**WHAT TO WORK ON**
Copy every line from the material below that holds "text".
#### MATERIAL PROVIDED
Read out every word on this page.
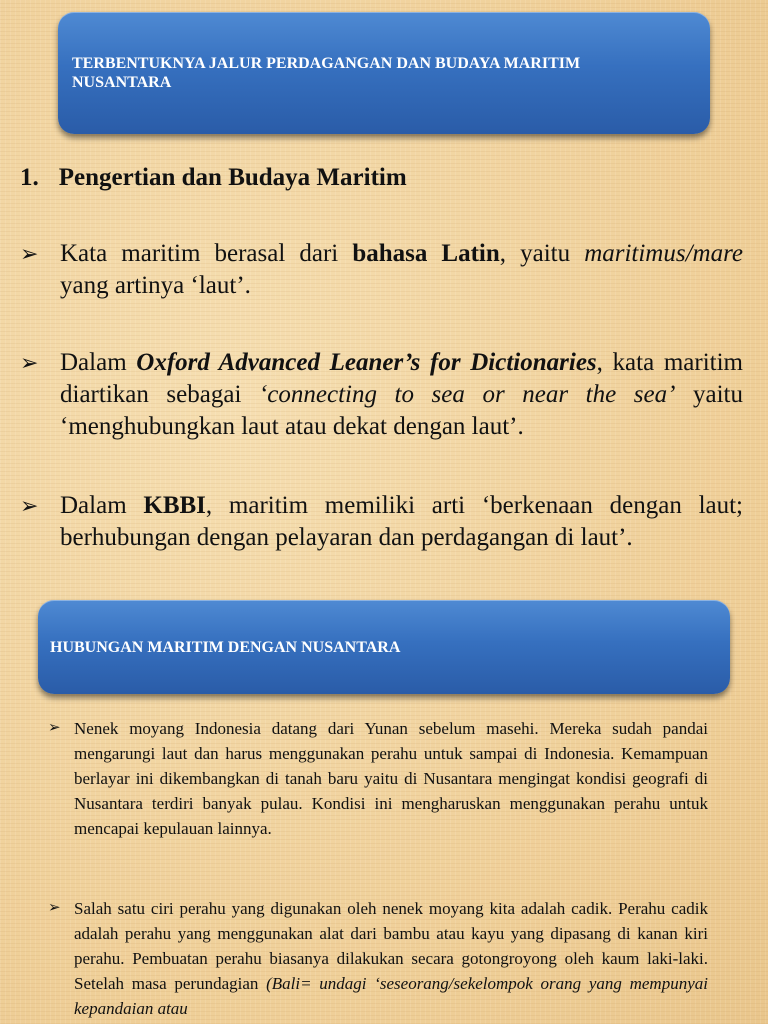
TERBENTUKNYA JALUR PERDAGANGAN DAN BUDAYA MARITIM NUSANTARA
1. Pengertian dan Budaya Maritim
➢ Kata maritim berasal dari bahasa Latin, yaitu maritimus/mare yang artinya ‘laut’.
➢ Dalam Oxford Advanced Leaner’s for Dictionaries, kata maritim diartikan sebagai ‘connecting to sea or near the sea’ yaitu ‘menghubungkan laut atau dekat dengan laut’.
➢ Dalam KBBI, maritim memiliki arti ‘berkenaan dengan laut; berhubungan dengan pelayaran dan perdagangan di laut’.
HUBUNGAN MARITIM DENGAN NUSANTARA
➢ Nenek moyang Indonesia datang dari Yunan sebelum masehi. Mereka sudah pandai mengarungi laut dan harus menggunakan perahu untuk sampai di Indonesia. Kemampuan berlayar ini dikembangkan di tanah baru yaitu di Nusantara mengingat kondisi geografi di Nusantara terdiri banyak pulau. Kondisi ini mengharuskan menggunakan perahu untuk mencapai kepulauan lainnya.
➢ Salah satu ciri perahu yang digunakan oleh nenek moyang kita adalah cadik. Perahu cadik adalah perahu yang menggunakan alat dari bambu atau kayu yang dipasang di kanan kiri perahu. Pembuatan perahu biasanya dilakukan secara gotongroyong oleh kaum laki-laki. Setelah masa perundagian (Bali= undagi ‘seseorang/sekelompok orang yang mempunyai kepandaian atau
########
#### MATERIAL PROVIDED
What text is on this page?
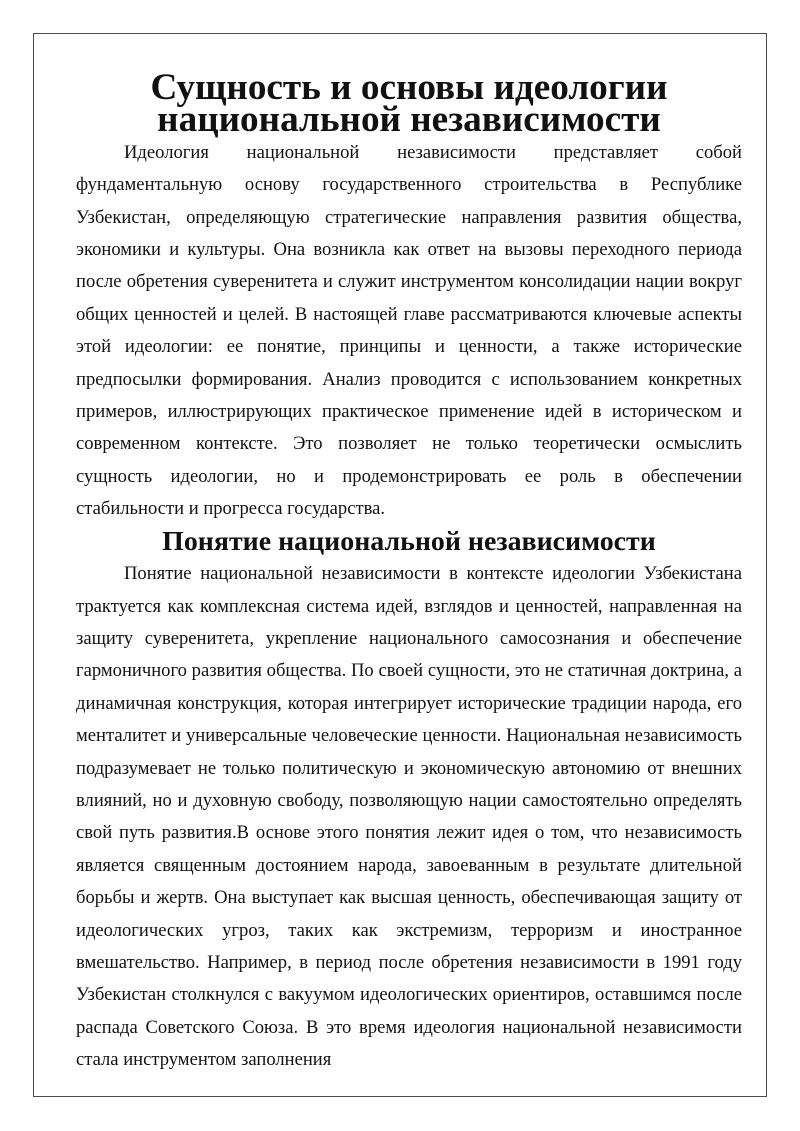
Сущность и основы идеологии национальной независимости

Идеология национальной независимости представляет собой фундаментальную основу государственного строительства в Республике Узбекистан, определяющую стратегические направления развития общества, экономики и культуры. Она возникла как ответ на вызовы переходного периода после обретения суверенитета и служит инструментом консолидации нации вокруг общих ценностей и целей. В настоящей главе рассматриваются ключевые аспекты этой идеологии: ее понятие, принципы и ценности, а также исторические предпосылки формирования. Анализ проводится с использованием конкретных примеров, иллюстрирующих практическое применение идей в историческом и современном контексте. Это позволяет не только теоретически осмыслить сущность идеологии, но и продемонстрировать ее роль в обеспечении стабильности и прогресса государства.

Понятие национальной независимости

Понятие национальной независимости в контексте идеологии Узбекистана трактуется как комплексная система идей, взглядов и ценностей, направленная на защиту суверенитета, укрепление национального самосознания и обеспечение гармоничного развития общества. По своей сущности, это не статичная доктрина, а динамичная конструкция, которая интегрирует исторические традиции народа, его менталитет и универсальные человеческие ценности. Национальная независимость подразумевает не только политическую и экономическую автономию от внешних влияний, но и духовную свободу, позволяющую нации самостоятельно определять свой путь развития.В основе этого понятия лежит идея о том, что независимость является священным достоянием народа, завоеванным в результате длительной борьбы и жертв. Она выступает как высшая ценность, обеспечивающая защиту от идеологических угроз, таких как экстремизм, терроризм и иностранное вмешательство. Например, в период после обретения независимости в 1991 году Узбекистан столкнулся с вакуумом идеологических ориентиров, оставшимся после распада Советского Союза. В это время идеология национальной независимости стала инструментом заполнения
########
#### MATERIAL PROVIDED
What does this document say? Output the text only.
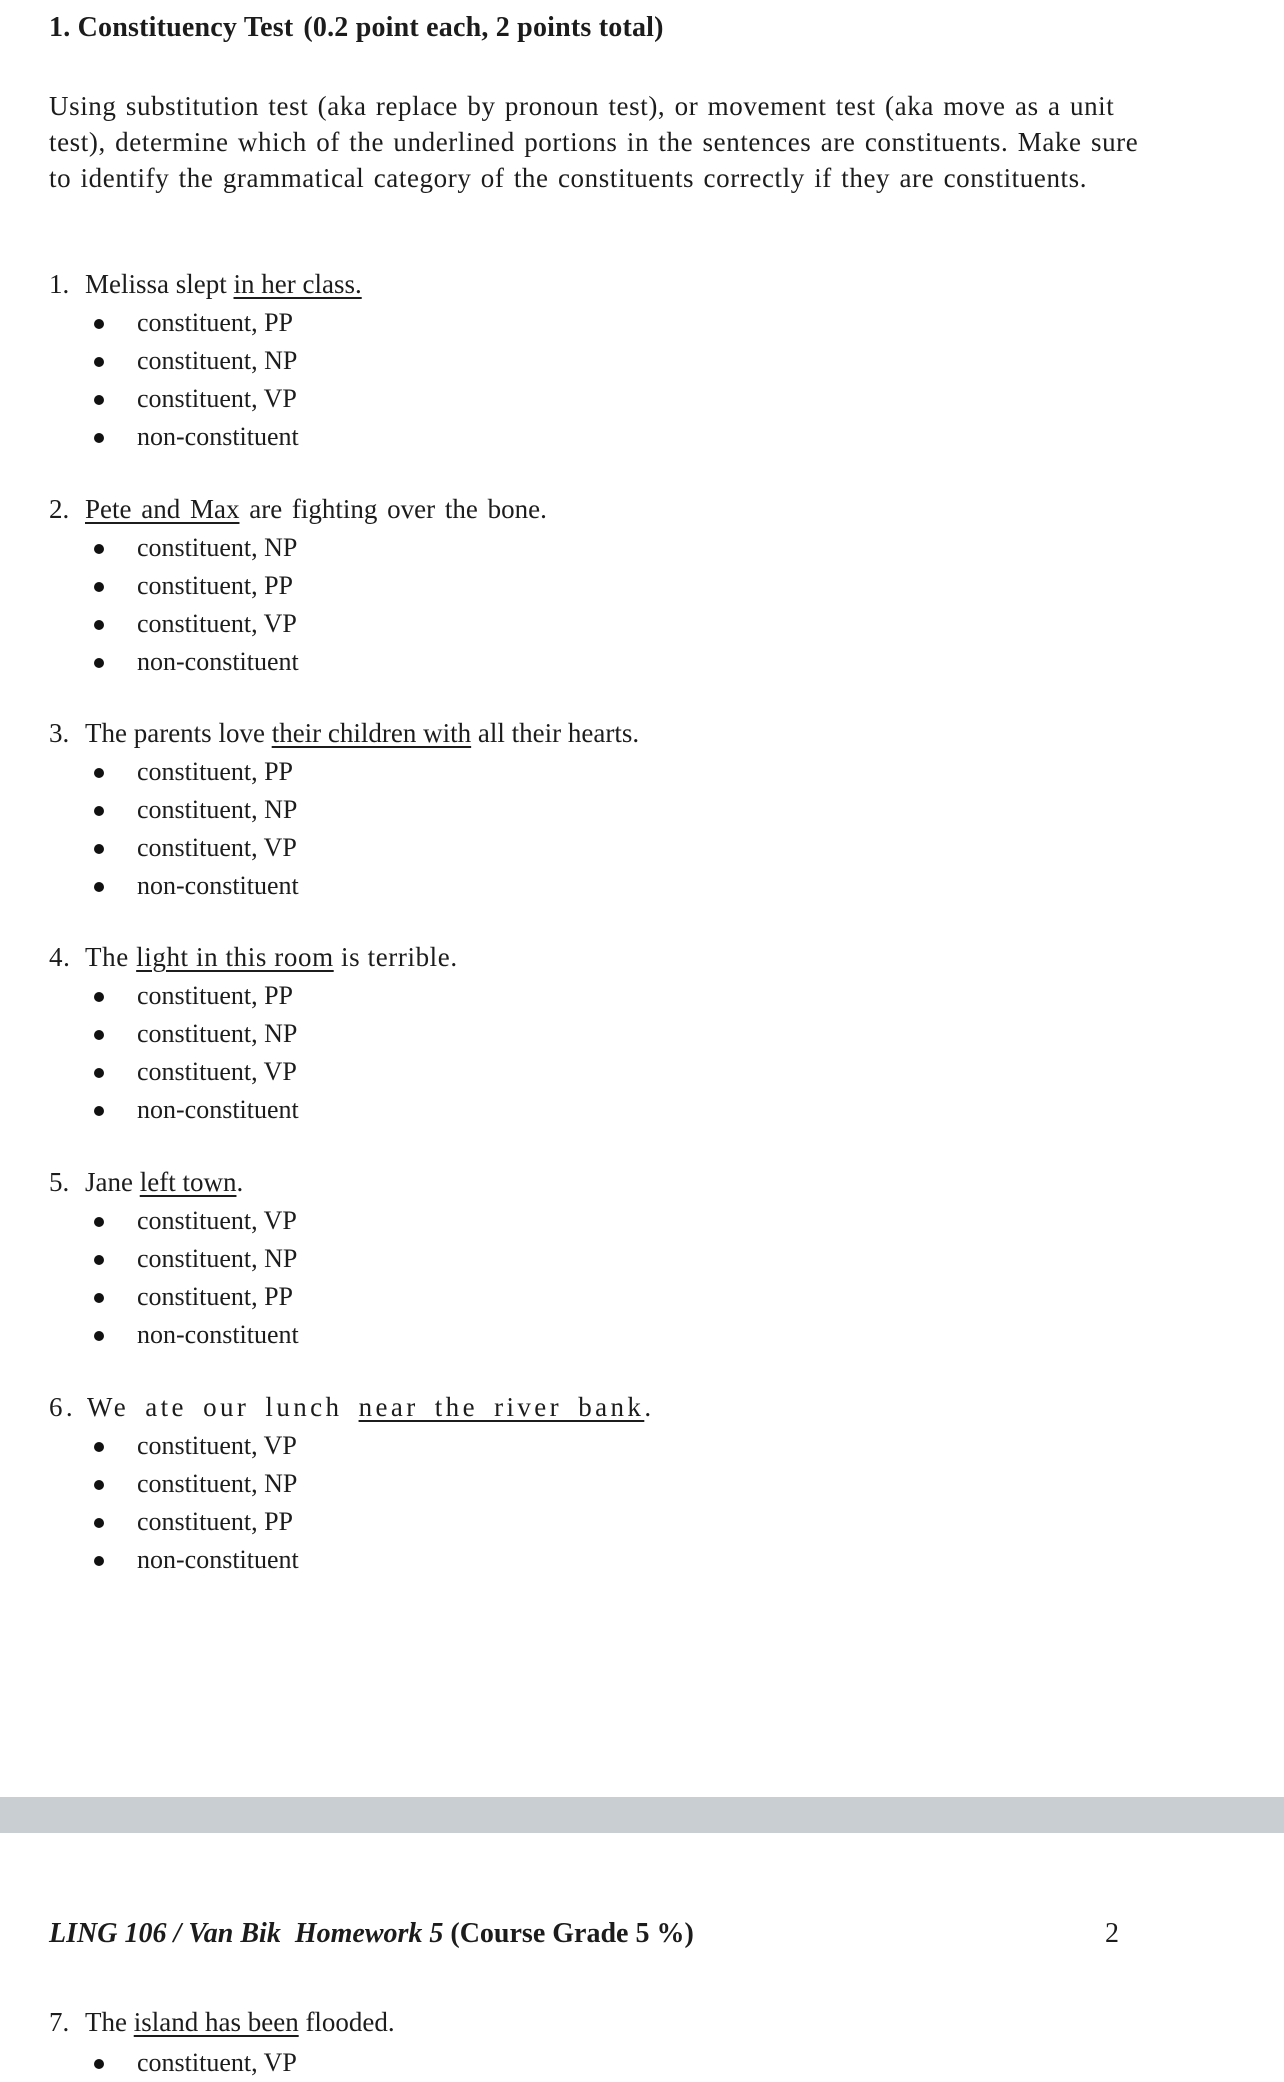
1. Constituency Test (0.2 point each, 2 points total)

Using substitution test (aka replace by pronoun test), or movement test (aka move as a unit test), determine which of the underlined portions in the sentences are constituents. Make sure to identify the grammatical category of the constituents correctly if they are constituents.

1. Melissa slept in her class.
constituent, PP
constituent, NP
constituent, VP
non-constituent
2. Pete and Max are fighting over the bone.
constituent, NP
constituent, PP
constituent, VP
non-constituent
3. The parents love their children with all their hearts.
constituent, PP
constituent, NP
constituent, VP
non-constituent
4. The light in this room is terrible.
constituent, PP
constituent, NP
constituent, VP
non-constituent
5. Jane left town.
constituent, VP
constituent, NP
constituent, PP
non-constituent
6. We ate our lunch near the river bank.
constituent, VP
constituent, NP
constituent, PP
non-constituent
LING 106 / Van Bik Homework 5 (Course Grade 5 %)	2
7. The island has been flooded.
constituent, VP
########
**ANSWER TO THIS TASK**
What text is on this page?
What does this document say? Output the text only.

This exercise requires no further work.